▶ AIM OF THE TASK
Collect from the data below each line with "写出其中两点即可".

▶ SOURCE RECORDS
================================

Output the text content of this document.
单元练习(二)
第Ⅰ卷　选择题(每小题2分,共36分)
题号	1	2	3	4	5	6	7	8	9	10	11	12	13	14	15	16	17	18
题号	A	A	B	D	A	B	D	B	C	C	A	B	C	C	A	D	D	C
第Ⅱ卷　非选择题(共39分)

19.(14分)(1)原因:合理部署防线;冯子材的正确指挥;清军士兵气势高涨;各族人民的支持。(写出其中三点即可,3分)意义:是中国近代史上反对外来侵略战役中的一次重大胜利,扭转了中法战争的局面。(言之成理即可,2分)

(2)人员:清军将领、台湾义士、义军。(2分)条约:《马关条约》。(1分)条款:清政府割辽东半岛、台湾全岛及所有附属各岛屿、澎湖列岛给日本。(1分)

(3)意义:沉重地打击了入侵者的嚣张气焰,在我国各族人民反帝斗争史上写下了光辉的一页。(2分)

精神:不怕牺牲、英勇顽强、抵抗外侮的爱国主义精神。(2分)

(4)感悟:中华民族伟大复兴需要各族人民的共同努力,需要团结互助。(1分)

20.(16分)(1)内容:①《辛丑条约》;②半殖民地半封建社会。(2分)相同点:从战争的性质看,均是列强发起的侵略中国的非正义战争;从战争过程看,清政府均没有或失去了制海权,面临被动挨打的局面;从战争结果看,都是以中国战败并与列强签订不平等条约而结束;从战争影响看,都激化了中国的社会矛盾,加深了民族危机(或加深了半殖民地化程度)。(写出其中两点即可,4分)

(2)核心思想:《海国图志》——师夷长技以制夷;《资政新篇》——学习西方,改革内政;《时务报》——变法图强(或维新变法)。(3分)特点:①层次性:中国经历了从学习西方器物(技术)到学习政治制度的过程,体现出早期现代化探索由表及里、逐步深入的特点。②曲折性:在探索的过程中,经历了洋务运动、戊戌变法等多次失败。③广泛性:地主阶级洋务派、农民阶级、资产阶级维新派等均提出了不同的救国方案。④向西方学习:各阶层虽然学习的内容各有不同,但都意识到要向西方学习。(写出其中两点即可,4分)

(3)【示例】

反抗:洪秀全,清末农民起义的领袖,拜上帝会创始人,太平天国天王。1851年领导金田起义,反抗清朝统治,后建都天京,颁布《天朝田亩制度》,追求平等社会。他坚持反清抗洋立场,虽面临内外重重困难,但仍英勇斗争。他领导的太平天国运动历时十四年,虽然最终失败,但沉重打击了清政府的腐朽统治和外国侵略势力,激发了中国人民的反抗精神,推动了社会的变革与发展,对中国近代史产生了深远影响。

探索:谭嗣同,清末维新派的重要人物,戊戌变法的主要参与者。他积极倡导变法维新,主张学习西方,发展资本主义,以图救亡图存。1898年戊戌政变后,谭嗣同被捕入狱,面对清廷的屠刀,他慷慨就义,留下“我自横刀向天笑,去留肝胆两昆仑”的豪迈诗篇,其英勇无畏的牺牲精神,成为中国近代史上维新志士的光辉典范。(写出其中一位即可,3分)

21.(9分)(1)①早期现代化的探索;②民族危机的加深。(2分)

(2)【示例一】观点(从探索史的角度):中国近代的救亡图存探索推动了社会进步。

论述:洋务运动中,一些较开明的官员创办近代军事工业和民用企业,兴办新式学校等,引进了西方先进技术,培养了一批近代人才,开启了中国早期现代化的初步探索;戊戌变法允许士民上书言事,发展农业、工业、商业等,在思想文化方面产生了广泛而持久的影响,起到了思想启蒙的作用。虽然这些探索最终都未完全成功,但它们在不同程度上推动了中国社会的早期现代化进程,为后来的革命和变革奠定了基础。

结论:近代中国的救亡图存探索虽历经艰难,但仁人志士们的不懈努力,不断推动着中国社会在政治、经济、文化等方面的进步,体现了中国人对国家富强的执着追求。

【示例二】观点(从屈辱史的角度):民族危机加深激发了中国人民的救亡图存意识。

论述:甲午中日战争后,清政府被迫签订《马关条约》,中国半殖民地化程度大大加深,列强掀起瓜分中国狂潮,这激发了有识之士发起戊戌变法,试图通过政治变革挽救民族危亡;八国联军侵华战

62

================================

▶ RESPONSE TO THE EXERCISE
20.(16分)(1)内容:①《辛丑条约》;②半殖民地半封建社会。(2分)相同点:从战争的性质看,均是列强发起的侵略中国的非正义战争;从战争过程看,清政府均没有或失去了制海权,面临被动挨打的局面;从战争结果看,都是以中国战败并与列强签订不平等条约而结束;从战争影响看,都激化了中国的社会矛盾,加深了民族危机(或加深了半殖民地化程度)。(写出其中两点即可,4分)
(2)核心思想:《海国图志》——师夷长技以制夷;《资政新篇》——学习西方,改革内政;《时务报》——变法图强(或维新变法)。(3分)特点:①层次性:中国经历了从学习西方器物(技术)到学习政治制度的过程,体现出早期现代化探索由表及里、逐步深入的特点。②曲折性:在探索的过程中,经历了洋务运动、戊戌变法等多次失败。③广泛性:地主阶级洋务派、农民阶级、资产阶级维新派等均提出了不同的救国方案。④向西方学习:各阶层虽然学习的内容各有不同,但都意识到要向西方学习。(写出其中两点即可,4分)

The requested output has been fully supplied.